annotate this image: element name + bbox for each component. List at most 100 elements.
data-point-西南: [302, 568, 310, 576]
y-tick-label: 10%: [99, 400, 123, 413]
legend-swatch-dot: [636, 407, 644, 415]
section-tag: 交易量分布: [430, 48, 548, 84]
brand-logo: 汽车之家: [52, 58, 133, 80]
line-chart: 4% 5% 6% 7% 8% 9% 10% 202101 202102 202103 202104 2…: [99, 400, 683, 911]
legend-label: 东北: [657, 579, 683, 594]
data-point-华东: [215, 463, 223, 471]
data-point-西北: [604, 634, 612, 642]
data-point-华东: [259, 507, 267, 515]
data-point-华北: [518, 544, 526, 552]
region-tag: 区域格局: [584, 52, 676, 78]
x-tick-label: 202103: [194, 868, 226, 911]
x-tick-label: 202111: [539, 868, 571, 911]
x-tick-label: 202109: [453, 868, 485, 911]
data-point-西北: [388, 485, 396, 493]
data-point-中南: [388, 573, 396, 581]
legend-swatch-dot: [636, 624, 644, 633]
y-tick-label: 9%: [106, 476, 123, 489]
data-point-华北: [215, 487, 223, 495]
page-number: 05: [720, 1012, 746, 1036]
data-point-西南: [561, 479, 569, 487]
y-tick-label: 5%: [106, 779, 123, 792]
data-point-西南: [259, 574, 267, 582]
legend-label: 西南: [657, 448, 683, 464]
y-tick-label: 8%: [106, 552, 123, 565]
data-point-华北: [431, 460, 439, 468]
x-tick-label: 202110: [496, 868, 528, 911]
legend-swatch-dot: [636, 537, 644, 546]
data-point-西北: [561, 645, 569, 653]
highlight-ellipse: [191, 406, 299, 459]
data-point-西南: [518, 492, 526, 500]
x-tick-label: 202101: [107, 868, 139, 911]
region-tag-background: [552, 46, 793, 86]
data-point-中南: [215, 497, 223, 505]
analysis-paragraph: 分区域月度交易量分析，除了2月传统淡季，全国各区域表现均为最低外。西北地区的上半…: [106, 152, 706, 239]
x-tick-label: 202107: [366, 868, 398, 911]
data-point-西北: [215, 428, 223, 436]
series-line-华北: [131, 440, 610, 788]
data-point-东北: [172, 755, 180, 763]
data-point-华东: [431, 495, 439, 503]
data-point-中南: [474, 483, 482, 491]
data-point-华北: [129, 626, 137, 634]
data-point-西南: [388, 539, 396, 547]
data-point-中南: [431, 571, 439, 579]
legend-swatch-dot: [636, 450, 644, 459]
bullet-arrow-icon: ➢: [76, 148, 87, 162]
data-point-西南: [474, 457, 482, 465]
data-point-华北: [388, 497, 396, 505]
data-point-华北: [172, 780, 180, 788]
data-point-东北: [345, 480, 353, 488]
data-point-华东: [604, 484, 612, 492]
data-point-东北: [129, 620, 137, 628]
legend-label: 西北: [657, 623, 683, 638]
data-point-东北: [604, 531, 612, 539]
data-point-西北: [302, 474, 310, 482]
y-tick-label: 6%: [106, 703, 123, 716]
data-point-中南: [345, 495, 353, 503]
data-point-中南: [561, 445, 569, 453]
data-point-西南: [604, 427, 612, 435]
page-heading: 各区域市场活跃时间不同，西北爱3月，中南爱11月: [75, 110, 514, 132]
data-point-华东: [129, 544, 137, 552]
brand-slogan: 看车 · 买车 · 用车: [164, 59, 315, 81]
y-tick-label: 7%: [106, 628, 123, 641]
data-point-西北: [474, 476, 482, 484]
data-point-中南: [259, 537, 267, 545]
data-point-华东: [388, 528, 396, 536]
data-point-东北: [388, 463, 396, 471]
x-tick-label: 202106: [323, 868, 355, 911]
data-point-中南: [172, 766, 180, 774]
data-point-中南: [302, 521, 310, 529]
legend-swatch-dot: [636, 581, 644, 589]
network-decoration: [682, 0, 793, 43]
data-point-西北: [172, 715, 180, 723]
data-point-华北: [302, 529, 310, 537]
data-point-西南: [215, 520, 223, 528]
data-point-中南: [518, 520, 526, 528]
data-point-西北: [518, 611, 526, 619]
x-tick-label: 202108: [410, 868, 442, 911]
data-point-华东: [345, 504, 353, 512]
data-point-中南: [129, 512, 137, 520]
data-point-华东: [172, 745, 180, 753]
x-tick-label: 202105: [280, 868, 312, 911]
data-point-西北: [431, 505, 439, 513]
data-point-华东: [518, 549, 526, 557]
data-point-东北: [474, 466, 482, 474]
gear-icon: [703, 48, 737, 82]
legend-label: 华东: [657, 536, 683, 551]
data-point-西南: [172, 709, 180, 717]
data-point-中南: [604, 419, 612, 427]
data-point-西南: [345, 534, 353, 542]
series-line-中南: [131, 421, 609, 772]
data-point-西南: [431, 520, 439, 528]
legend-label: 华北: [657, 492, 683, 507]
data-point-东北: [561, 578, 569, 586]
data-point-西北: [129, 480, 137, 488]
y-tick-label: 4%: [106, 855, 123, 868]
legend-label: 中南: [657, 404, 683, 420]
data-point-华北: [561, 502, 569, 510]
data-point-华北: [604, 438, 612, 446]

Exercise prompt:
List every line as a numbered list, starting at the first line of the records and stopping after the line that has "data-point-华东: [215, 463, 223, 471]". Include that line, and leave out any blank lines.

Solution:
1. annotate this image: element name + bbox for each component. List at most 100 elements.
2. data-point-西南: [302, 568, 310, 576]
3. y-tick-label: 10%: [99, 400, 123, 413]
4. legend-swatch-dot: [636, 407, 644, 415]
5. section-tag: 交易量分布: [430, 48, 548, 84]
6. brand-logo: 汽车之家: [52, 58, 133, 80]
7. line-chart: 4% 5% 6% 7% 8% 9% 10% 202101 202102 202103 202104 2…: [99, 400, 683, 911]
8. legend-label: 东北: [657, 579, 683, 594]
9. data-point-华东: [215, 463, 223, 471]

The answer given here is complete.